━━ DATA FOR THIS EXERCISE ━━
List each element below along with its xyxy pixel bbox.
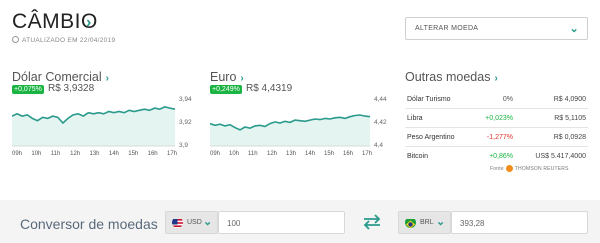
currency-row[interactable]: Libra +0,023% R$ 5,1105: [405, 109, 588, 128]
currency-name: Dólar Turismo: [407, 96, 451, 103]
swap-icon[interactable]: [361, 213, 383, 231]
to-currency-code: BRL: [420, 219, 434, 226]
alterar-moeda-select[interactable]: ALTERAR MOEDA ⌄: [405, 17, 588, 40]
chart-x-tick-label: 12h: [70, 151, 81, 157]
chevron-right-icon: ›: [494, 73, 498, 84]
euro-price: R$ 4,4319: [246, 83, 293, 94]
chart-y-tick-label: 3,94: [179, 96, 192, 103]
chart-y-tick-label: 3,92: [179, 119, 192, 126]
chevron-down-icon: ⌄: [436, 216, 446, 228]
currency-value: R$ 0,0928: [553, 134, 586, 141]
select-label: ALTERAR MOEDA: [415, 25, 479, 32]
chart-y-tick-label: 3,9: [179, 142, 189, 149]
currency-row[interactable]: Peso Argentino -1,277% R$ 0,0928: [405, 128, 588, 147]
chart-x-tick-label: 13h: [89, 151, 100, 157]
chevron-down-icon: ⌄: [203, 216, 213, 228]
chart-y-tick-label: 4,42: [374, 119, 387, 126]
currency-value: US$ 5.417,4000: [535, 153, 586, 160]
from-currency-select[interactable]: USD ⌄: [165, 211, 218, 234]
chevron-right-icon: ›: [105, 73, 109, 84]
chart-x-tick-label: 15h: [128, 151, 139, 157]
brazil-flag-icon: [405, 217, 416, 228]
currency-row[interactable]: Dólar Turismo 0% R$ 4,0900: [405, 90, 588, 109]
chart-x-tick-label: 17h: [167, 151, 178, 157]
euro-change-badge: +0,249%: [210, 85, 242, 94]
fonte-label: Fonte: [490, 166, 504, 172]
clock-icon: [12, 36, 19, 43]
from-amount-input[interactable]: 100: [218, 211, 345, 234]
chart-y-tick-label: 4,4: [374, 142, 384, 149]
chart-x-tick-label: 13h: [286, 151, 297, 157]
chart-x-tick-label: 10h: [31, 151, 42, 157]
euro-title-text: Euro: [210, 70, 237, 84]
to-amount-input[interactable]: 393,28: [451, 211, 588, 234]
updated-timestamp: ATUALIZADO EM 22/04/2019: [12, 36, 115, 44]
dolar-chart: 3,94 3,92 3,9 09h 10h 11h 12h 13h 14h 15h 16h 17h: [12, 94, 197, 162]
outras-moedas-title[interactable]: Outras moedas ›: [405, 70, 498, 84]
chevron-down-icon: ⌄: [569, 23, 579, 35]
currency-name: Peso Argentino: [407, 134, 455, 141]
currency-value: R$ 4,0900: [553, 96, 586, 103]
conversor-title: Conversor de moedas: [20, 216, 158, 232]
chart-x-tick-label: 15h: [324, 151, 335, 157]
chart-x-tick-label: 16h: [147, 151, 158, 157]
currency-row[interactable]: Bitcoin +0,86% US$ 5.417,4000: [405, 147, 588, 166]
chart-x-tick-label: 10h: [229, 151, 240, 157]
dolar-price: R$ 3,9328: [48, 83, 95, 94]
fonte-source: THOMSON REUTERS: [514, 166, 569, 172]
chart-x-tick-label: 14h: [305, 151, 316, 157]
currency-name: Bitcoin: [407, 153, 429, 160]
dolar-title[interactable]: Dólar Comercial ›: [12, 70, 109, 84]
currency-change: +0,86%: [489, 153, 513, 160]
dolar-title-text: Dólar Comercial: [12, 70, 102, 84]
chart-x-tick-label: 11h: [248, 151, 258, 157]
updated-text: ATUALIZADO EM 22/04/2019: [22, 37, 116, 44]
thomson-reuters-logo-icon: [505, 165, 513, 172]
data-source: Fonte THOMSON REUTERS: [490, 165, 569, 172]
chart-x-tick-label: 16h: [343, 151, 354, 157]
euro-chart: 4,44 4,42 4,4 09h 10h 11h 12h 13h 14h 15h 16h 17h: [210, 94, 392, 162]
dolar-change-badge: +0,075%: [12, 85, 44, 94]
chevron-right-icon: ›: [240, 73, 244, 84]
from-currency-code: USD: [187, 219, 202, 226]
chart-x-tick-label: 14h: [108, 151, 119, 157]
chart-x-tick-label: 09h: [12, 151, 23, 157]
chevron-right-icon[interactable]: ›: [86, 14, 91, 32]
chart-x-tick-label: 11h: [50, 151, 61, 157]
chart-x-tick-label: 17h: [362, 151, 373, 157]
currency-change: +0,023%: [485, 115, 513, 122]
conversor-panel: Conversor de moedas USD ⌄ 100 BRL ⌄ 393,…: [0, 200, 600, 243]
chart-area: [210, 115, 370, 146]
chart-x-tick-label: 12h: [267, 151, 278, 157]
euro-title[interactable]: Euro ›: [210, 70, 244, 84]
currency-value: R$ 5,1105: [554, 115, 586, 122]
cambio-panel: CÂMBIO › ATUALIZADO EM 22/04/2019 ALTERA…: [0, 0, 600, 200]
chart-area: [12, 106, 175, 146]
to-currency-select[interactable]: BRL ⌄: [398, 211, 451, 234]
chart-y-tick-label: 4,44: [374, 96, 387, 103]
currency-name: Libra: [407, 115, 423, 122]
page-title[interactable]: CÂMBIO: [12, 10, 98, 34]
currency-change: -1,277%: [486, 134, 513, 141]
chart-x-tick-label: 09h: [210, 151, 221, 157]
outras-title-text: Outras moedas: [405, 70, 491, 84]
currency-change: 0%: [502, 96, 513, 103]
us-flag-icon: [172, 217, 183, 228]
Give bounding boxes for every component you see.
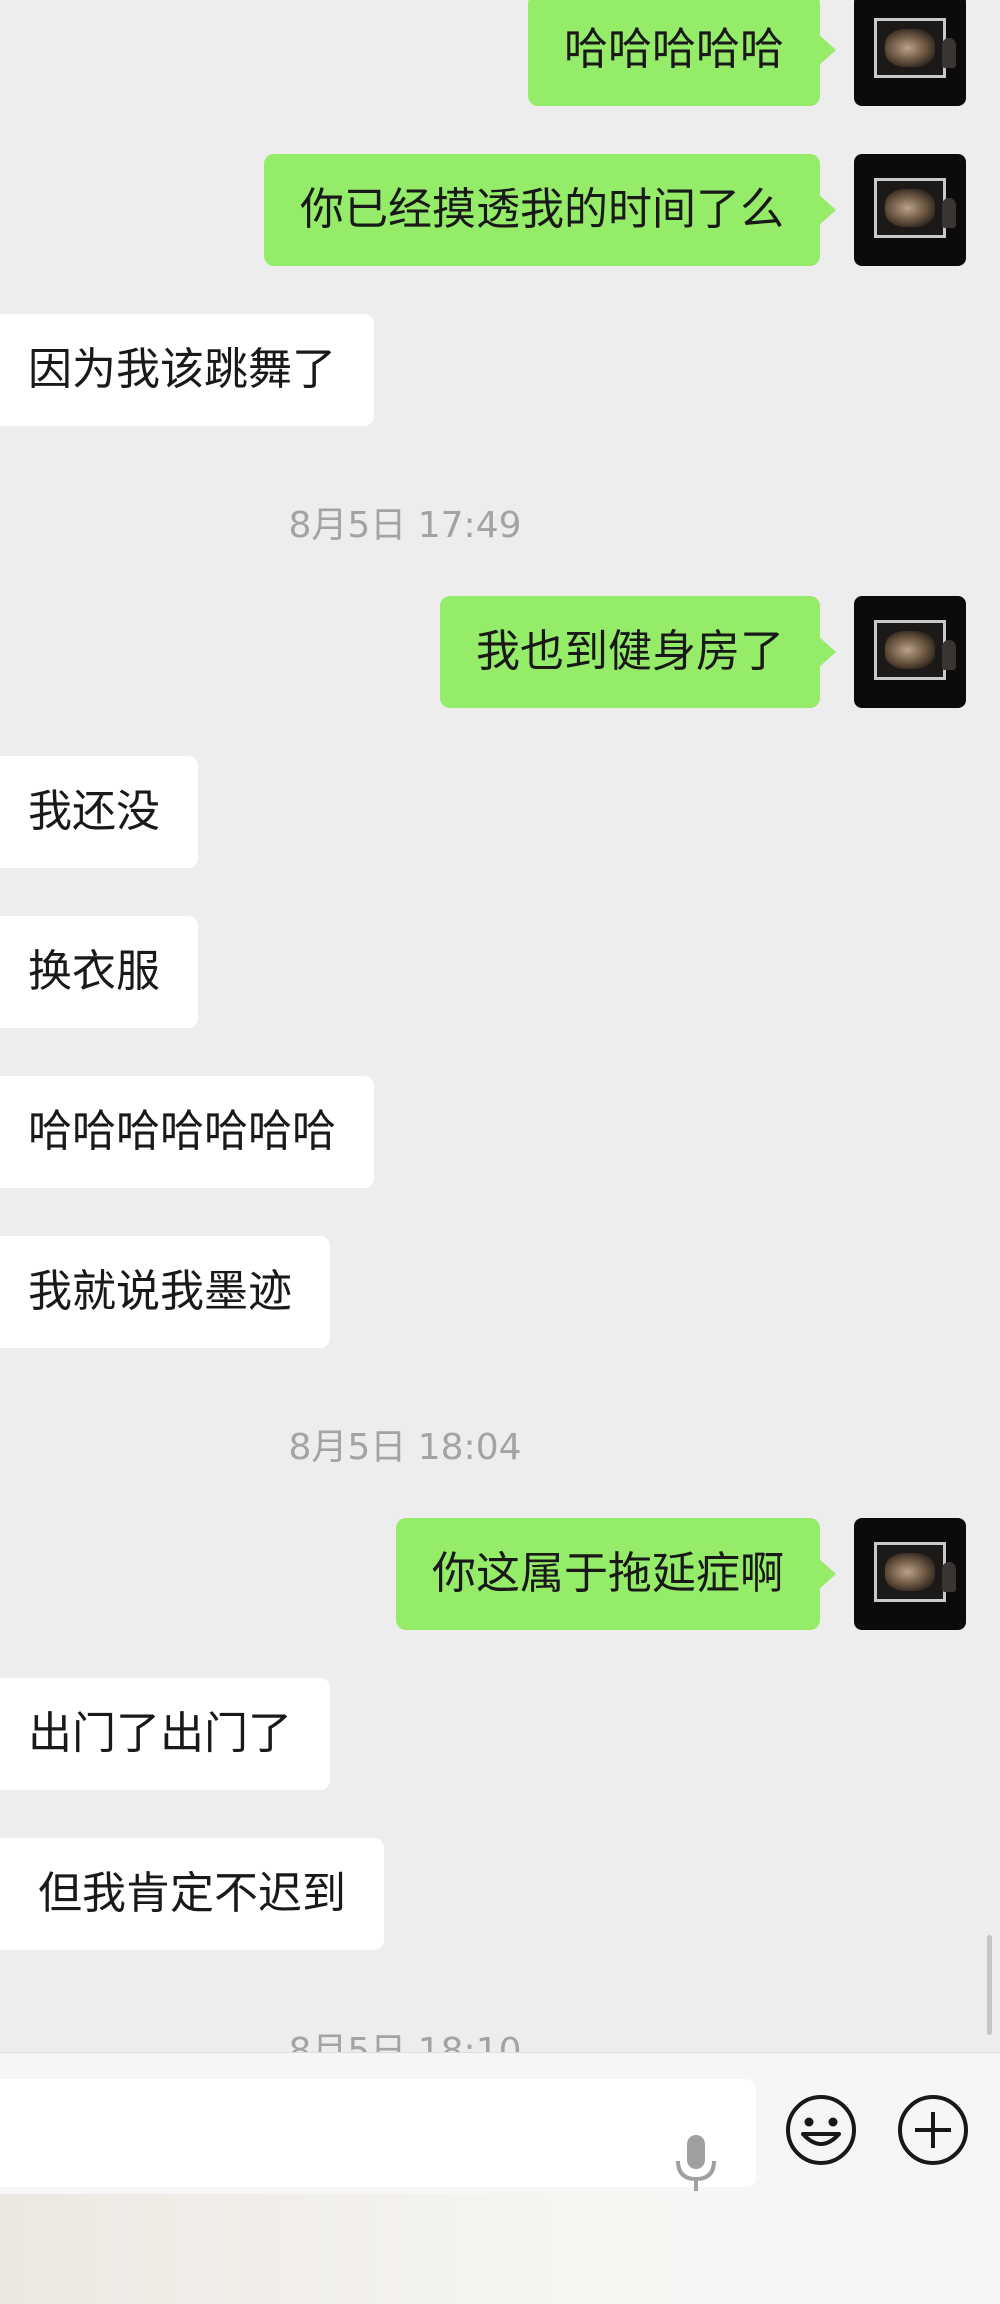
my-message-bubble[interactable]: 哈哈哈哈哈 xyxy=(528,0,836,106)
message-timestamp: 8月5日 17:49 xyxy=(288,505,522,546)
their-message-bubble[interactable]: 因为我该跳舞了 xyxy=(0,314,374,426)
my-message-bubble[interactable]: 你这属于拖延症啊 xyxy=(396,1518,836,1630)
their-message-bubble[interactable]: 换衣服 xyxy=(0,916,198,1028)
━━━
| SHORT EXERCISE |
Turn all of the data above into a Markdown table with two columns, Row and Line. Row holds the row number and Line holds one line of the data. Leave out blank lines and the pictures.

| SOLUTION TO THIS EXERCISE |
| Row | Line |
|---|---|
| 1 | List each element below along with its xyxy pixel bbox. |
| 2 | currency-row[interactable]: Libra +0,023% R$ 5,1105: [405, 109, 588, 128] |
| 3 | currency-name: Dólar Turismo: [407, 96, 451, 103] |
| 4 | swap-icon[interactable]: [361, 213, 383, 231] |
| 5 | to-currency-code: BRL: [420, 219, 434, 226] |
| 6 | alterar-moeda-select[interactable]: ALTERAR MOEDA ⌄: [405, 17, 588, 40] |
| 7 | chart-x-tick-label: 12h: [70, 151, 81, 157] |
| 8 | chevron-right-icon: ›: [494, 73, 498, 84] |
| 9 | euro-price: R$ 4,4319: [246, 83, 293, 94] |
| 10 | chart-y-tick-label: 3,94: [179, 96, 192, 103] |
| 11 | chart-y-tick-label: 3,92: [179, 119, 192, 126] |
| 12 | chevron-down-icon: ⌄: [436, 216, 446, 228] |
| 13 | currency-value: R$ 0,0928: [553, 134, 586, 141] |
| 14 | select-label: ALTERAR MOEDA: [415, 25, 479, 32] |
| 15 | chart-y-tick-label: 3,9: [179, 142, 189, 149] |
| 16 | currency-row[interactable]: Peso Argentino -1,277% R$ 0,0928: [405, 128, 588, 147] |
| 17 | chart-x-tick-label: 13h: [89, 151, 100, 157] |
| 18 | chevron-down-icon: ⌄: [203, 216, 213, 228] |
| 19 | chart-y-tick-label: 4,42: [374, 119, 387, 126] |
| 20 | currency-value: US$ 5.417,4000: [535, 153, 586, 160] |
| 21 | from-currency-select[interactable]: USD ⌄: [165, 211, 218, 234] |
| 22 | chevron-right-icon: ›: [105, 73, 109, 84] |
| 23 | chart-x-tick-label: 15h: [128, 151, 139, 157] |
| 24 | brazil-flag-icon: [405, 217, 416, 228] |
| 25 | currency-row[interactable]: Dólar Turismo 0% R$ 4,0900: [405, 90, 588, 109] |
| 26 | chart-x-tick-label: 17h: [167, 151, 178, 157] |
| 27 | euro-change-badge: +0,249%: [210, 85, 242, 94] |
| 28 | fonte-label: Fonte: [490, 166, 504, 172] |
| 29 | clock-icon: [12, 36, 19, 43] |
| 30 | from-amount-input[interactable]: 100: [218, 211, 345, 234] |
| 31 | chart-y-tick-label: 4,4: [374, 142, 384, 149] |
| 32 | chart-x-tick-label: 13h: [286, 151, 297, 157] |
| 33 | chart-x-tick-label: 10h: [31, 151, 42, 157] |
| 34 | euro-title-text: Euro: [210, 70, 237, 84] |
| 35 | to-amount-input[interactable]: 393,28: [451, 211, 588, 234] |
| 36 | updated-timestamp: ATUALIZADO EM 22/04/2019: [12, 36, 115, 44] |
| 37 | dolar-chart: 3,94 3,92 3,9 09h 10h 11h 12h 13h 14h 15h 16h 17h: [12, 94, 197, 162] |
| 38 | outras-moedas-title[interactable]: Outras moedas ›: [405, 70, 498, 84] |
| 39 | chevron-down-icon: ⌄: [569, 23, 579, 35] |
| 40 | currency-name: Peso Argentino: [407, 134, 455, 141] |
| 41 | currency-value: R$ 4,0900: [553, 96, 586, 103] |
| 42 | conversor-title: Conversor de moedas: [20, 216, 158, 232] |
| 43 | chart-x-tick-label: 15h: [324, 151, 335, 157] |
| 44 | chart-x-tick-label: 16h: [147, 151, 158, 157] |
| 45 | currency-row[interactable]: Bitcoin +0,86% US$ 5.417,4000: [405, 147, 588, 166] |
| 46 | chart-x-tick-label: 10h: [229, 151, 240, 157] |
| 47 | dolar-price: R$ 3,9328: [48, 83, 95, 94] |
| 48 | fonte-source: THOMSON REUTERS: [514, 166, 569, 172] |
| 49 | chart-x-tick-label: 14h: [305, 151, 316, 157] |
| 50 | currency-name: Bitcoin: [407, 153, 429, 160] |
| 51 | dolar-title[interactable]: Dólar Comercial ›: [12, 70, 109, 84] |
| 52 | currency-change: +0,86%: [489, 153, 513, 160] |
| 53 | dolar-title-text: Dólar Comercial: [12, 70, 102, 84] |
| 54 | chart-x-tick-label: 11h: [248, 151, 258, 157] |
| 55 | updated-text: ATUALIZADO EM 22/04/2019: [22, 37, 116, 44] |
| 56 | thomson-reuters-logo-icon: [505, 165, 513, 172] |
| 57 | data-source: Fonte THOMSON REUTERS: [490, 165, 569, 172] |
| 58 | chart-x-tick-label: 16h: [343, 151, 354, 157] |
| 59 | euro-chart: 4,44 4,42 4,4 09h 10h 11h 12h 13h 14h 15h 16h 17h: [210, 94, 392, 162] |
| 60 | dolar-change-badge: +0,075%: [12, 85, 44, 94] |
| 61 | chevron-right-icon: ›: [240, 73, 244, 84] |
| 62 | from-currency-code: USD: [187, 219, 202, 226] |
| 63 | chart-x-tick-label: 14h: [108, 151, 119, 157] |
| 64 | chart-x-tick-label: 09h: [12, 151, 23, 157] |
| 65 | chevron-right-icon[interactable]: ›: [86, 14, 91, 32] |
| 66 | chart-x-tick-label: 11h: [50, 151, 61, 157] |
| 67 | chart-x-tick-label: 17h: [362, 151, 373, 157] |
| 68 | currency-change: +0,023%: [485, 115, 513, 122] |
| 69 | conversor-panel: Conversor de moedas USD ⌄ 100 BRL ⌄ 393,…: [0, 200, 600, 243] |
| 70 | chart-area: [210, 115, 370, 146] |
| 71 | chart-x-tick-label: 12h: [267, 151, 278, 157] |
| 72 | euro-title[interactable]: Euro ›: [210, 70, 244, 84] |
| 73 | currency-value: R$ 5,1105: [554, 115, 586, 122] |
| 74 | cambio-panel: CÂMBIO › ATUALIZADO EM 22/04/2019 ALTERA…: [0, 0, 600, 200] |
| 75 | chart-area: [12, 106, 175, 146] |
| 76 | to-currency-select[interactable]: BRL ⌄: [398, 211, 451, 234] |
| 77 | chart-y-tick-label: 4,44: [374, 96, 387, 103] |
| 78 | currency-name: Libra: [407, 115, 423, 122] |
| 79 | page-title[interactable]: CÂMBIO: [12, 10, 98, 34] |
| 80 | currency-change: -1,277%: [486, 134, 513, 141] |
| 81 | chart-x-tick-label: 09h: [210, 151, 221, 157] |
| 82 | outras-title-text: Outras moedas: [405, 70, 491, 84] |
| 83 | currency-change: 0%: [502, 96, 513, 103] |
| 84 | us-flag-icon: [172, 217, 183, 228] |
| 85 | Give bounding boxes for every component you see. |
| 86 | my-message-bubble[interactable]: 哈哈哈哈哈 xyxy=(528,0,836,106) |
| 87 | message-timestamp: 8月5日 17:49 xyxy=(288,505,522,546) |
| 88 | their-message-bubble[interactable]: 因为我该跳舞了 xyxy=(0,314,374,426) |
| 89 | my-message-bubble[interactable]: 你这属于拖延症啊 xyxy=(396,1518,836,1630) |
| 90 | their-message-bubble[interactable]: 换衣服 xyxy=(0,916,198,1028) |